-------- QUOTED TEXT

In recent months, as consumer spending has gradually shifted away from goods and toward services like vacation travel, restaurants meals, movies, concerts and sporting events, the resulting higher demand has fueled high inflation in services, too.

Some economists have held out hope that inflation might be reaching or nearing a short-term peak. Gas prices, for example, have fallen from the eye-watering $5 a gallon reached in mid-June to an average of $4.63 nationwide yesterday — still far higher than a year ago but a drop that could help slow inflation for July and possibly August.

In addition, shipping costs and commodity prices have begun to fall. Pay increases have slowed. And surveys show that Americans’ expectations for inflation over the long run have eased — a trend that often points to more moderate price increases over time.

“There may be some relief in the July numbers — commodity prices have come off the boil, at least — but we are a very, very long way from inflation normalizing, and there is no tangible sign of downward momentum,” said Eric Winograd, an economist at asset manager AB.

The breadth of the price gains shows how rising costs have seeped into nearly every corner of the economy. Grocery prices have jumped 12.2% compared with a year ago, the steepest such climb since 1979. Rents have risen 5.8%, the most since 1986. New car prices have increased 11.4% from a year earlier. And airline fares, one of the few items to post a price decline in June, are nevertheless up 34% from a year earlier.

----------------

## [TASKS TO CARRY OUT]
1. In one to three sentences, explain why the inflation passage says services have also seen high inflation.
2. According to the inflation passage, by how much have rents risen?
3. Reproduce the stretch of the inflation passage from "The breadth of" through "34% from a year earlier." without alteration.
The entries that follow have no connection to the inflation passage.

-------- MATERIAL SUPPLIED

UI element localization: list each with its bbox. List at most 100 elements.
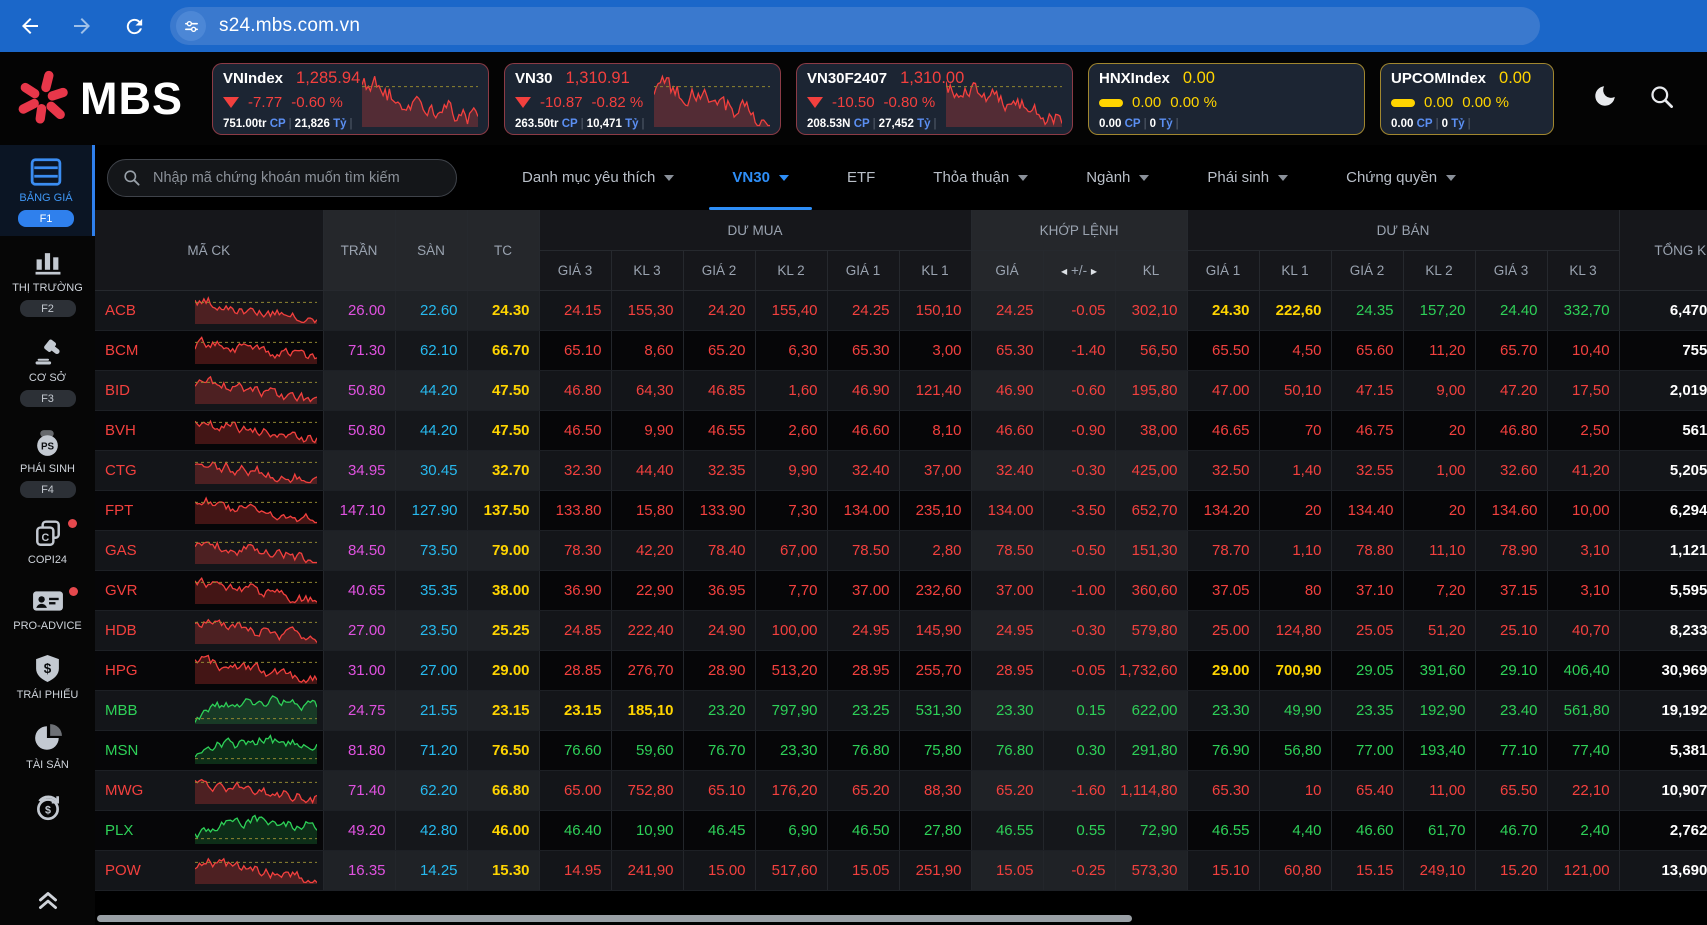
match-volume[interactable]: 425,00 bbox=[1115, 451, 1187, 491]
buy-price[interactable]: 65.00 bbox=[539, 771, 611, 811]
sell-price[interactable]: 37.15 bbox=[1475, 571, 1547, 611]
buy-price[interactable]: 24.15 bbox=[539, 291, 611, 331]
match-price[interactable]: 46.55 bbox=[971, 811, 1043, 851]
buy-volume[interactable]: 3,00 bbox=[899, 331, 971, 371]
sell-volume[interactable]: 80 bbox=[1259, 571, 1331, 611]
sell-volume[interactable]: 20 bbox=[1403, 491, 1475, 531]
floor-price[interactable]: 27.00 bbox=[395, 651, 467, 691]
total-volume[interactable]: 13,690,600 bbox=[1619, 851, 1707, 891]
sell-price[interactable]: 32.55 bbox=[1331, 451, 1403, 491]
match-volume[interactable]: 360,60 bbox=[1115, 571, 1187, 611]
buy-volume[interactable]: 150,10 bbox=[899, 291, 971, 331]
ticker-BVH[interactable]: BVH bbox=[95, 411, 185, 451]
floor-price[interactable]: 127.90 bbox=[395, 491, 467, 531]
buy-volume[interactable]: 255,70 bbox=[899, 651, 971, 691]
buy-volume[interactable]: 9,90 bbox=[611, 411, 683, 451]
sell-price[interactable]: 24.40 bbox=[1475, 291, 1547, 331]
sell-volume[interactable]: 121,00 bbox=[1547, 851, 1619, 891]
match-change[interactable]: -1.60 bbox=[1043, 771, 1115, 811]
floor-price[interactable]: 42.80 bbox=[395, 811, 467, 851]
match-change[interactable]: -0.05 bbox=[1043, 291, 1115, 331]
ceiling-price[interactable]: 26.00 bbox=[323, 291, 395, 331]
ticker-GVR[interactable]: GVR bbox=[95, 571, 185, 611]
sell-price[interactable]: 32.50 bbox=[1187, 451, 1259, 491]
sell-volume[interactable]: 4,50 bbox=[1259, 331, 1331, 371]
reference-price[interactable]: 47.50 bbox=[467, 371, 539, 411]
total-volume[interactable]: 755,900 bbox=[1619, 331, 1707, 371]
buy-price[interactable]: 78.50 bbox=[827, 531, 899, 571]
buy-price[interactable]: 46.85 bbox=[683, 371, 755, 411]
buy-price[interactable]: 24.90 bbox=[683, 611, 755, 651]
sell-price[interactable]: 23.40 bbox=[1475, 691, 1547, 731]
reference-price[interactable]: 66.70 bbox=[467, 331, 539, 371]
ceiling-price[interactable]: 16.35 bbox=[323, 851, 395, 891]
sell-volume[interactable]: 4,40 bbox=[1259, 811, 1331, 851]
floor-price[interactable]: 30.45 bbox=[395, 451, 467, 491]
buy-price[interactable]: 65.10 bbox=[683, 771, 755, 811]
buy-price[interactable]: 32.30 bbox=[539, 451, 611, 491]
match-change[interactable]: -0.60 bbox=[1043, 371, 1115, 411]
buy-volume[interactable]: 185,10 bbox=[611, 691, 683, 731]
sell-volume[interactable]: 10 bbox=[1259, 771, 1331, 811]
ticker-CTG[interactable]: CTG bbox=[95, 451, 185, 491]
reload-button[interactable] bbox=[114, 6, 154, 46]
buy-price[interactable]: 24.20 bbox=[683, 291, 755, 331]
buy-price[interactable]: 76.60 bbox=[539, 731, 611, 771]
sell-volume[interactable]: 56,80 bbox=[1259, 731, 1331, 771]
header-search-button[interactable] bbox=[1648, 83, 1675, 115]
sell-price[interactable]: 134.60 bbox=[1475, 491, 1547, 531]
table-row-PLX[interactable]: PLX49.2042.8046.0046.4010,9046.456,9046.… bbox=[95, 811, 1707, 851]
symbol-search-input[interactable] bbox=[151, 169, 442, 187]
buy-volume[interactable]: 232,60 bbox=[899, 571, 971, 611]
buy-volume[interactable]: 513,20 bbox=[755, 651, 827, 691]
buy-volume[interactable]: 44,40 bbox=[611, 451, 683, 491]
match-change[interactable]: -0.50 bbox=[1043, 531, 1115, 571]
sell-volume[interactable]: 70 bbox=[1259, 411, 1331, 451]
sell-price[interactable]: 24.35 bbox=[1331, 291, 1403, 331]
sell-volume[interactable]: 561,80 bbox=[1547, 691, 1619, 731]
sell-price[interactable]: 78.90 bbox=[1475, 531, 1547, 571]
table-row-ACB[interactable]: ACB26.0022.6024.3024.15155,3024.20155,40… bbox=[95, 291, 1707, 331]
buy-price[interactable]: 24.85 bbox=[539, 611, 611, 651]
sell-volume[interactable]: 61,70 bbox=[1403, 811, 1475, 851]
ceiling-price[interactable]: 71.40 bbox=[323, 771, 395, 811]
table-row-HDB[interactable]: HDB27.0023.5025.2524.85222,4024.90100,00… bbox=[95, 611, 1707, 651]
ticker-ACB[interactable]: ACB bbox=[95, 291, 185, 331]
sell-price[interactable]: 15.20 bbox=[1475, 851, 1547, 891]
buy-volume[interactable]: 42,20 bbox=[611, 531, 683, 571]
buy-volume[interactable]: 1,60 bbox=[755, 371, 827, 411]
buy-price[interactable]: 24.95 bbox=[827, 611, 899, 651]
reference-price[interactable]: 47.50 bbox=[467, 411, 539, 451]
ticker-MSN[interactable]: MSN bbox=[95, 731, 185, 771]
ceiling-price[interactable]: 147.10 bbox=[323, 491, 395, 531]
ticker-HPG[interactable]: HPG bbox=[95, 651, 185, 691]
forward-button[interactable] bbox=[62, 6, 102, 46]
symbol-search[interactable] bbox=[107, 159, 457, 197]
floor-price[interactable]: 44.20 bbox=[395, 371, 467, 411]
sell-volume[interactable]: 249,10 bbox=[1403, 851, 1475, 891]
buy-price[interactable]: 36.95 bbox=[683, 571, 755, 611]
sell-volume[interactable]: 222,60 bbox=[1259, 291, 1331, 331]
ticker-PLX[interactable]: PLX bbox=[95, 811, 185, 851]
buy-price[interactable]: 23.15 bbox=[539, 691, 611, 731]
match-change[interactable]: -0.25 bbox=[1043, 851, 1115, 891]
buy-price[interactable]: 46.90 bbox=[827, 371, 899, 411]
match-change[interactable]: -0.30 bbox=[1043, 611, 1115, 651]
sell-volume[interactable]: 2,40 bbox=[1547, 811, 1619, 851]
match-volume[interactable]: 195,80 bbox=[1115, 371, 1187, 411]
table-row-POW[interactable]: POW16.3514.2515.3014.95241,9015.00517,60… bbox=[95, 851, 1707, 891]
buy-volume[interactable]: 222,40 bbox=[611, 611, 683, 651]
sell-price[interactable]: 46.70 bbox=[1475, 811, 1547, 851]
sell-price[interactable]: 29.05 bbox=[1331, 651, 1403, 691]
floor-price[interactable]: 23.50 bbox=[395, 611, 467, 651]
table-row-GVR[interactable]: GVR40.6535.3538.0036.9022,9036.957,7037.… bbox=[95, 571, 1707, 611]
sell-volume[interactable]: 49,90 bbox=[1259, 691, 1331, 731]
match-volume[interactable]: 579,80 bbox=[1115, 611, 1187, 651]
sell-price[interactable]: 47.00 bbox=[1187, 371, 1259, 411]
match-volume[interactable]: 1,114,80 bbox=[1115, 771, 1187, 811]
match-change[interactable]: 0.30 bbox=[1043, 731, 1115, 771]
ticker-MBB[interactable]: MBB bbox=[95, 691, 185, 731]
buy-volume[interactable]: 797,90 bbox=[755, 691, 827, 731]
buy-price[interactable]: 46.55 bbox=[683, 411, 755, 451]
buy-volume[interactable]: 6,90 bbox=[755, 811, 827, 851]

----------------

## [COMPLETE ANSWERS]
1. Consumer spending has gradually moved away from goods toward services such as vacation travel, restaurant meals, movies, concerts and sporting events. The higher demand that resulted has fueled high inflation in services.

2. Rents have risen 5.8%, the most since 1986.

3.
The breadth of the price gains shows how rising costs have seeped into nearly every corner of the economy. Grocery prices have jumped 12.2% compared with a year ago, the steepest such climb since 1979. Rents have risen 5.8%, the most since 1986. New car prices have increased 11.4% from a year earlier. And airline fares, one of the few items to post a price decline in June, are nevertheless up 34% from a year earlier.